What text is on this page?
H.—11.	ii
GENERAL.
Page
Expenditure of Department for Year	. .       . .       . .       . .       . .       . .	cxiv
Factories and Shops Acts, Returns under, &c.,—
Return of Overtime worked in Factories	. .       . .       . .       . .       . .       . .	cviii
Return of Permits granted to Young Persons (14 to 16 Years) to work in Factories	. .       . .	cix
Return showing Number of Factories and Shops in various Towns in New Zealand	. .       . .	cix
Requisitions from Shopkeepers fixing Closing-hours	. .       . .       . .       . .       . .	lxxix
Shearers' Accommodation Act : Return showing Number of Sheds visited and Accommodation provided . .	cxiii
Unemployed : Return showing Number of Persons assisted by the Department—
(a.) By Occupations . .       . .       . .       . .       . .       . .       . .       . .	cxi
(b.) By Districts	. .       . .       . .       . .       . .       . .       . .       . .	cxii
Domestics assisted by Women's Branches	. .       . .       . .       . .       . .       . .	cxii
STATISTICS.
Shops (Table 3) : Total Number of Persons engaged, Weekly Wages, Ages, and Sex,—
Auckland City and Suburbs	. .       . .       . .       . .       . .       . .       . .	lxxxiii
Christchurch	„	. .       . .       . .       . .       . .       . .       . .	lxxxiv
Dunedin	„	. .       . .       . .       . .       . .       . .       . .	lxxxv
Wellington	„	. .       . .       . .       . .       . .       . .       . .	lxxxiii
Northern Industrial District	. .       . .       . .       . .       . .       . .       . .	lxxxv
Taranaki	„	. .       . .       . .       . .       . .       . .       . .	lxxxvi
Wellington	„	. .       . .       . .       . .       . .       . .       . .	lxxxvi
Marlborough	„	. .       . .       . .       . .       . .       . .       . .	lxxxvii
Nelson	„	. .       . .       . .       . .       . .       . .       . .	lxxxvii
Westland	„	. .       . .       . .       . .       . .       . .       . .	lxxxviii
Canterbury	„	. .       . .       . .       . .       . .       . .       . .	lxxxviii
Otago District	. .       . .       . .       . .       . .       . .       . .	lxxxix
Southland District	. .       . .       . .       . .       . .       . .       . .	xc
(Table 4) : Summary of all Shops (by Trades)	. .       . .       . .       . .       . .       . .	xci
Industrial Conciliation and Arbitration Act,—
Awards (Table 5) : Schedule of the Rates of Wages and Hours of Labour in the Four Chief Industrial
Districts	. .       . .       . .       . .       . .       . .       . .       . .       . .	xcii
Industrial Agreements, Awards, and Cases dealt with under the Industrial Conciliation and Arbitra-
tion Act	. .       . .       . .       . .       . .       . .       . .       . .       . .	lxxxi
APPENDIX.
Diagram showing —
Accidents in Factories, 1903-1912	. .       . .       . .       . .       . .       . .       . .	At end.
•••
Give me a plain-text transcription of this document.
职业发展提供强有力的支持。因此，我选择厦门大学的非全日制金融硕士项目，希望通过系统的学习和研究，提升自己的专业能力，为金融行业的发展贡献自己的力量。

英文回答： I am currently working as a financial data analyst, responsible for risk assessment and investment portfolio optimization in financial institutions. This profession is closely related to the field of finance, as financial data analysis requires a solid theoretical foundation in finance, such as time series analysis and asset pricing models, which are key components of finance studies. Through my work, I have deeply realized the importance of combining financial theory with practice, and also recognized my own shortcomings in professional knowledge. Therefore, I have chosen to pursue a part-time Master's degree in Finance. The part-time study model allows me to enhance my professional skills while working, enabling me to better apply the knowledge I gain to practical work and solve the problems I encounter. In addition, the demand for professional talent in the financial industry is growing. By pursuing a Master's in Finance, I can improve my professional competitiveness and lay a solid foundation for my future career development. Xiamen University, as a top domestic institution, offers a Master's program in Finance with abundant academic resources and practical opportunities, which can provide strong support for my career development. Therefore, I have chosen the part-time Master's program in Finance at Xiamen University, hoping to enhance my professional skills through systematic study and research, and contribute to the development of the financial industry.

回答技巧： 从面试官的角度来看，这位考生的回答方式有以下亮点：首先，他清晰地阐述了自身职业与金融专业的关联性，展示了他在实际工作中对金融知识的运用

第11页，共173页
•••
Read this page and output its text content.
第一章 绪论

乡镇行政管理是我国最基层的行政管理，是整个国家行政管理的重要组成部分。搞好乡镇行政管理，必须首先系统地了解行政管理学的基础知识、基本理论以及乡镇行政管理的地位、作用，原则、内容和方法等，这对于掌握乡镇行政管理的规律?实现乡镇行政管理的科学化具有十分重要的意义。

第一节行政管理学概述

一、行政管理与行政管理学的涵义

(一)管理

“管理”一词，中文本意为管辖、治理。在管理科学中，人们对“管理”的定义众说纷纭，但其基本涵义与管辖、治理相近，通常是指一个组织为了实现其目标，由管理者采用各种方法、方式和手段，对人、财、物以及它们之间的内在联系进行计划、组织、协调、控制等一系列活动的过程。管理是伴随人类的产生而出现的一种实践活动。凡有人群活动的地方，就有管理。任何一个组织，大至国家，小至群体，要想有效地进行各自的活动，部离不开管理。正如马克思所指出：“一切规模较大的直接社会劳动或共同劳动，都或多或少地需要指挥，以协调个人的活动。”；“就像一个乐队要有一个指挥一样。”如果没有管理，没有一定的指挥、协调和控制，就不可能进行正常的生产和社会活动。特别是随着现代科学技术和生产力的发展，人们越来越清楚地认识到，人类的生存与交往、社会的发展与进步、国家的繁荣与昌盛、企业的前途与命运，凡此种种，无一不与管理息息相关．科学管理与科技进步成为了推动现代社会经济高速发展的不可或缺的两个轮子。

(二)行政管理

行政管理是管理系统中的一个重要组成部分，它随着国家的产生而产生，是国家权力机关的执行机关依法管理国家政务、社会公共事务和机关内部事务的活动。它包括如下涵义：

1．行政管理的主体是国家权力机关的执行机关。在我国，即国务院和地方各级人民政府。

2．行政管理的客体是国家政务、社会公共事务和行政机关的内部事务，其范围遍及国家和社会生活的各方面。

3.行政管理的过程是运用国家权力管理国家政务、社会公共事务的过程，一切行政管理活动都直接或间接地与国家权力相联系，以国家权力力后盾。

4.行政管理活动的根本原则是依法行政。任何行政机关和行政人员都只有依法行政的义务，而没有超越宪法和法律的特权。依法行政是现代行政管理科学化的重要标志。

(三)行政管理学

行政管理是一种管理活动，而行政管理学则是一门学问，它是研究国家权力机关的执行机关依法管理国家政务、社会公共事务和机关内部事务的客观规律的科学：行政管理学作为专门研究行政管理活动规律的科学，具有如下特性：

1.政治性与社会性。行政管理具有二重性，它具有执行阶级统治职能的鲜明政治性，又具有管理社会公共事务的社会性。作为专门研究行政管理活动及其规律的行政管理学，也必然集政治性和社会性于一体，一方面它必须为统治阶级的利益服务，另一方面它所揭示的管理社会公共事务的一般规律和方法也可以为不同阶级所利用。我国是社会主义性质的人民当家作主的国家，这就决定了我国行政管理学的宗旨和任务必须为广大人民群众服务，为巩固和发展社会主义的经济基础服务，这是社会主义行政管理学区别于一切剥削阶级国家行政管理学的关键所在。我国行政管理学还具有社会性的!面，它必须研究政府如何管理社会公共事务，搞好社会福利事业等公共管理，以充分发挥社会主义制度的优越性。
•••
→ The problem
Report how many lines in these entries contain "Department". Answer with the number only.

→ Full output
2